WORK INSTRUCTIONS:
Locate every line in the records below that contains the word "Delete", and copy each one.
++++++++++
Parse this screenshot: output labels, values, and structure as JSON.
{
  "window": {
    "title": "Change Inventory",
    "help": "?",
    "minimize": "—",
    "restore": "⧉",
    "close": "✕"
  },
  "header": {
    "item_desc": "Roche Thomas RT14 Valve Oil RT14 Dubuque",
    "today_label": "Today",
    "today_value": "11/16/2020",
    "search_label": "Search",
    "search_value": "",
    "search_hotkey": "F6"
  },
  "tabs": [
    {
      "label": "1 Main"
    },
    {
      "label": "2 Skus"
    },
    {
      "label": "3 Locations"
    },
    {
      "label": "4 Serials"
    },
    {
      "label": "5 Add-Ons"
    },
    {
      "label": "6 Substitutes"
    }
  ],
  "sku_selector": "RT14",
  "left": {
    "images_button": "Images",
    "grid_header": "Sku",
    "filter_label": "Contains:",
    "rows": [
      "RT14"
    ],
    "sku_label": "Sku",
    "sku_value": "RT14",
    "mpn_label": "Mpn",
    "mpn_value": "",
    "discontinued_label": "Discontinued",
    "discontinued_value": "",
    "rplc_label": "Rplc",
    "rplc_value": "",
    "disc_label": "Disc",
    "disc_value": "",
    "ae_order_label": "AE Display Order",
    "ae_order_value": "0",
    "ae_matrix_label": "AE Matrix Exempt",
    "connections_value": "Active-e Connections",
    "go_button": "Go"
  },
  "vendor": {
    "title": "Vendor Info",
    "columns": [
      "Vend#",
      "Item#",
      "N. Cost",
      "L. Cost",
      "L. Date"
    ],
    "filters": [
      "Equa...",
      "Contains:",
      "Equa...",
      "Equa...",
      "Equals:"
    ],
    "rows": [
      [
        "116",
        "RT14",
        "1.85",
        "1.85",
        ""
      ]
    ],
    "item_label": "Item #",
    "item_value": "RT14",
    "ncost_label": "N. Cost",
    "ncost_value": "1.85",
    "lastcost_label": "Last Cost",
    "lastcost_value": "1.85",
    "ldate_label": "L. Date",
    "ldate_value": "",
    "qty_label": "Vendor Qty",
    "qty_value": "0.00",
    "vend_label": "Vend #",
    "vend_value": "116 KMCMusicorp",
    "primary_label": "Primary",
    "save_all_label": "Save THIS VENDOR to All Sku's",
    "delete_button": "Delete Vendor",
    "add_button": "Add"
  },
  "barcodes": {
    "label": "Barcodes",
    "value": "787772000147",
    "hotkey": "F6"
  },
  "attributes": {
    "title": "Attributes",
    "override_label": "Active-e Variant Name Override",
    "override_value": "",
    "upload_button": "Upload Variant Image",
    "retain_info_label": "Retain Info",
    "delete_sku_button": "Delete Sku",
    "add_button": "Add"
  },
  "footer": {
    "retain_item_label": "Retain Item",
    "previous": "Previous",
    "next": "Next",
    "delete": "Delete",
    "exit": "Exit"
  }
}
++++++++++
THE COMPLETED TASK:
    "delete_button": "Delete Vendor",
    "delete_sku_button": "Delete Sku",
    "delete": "Delete",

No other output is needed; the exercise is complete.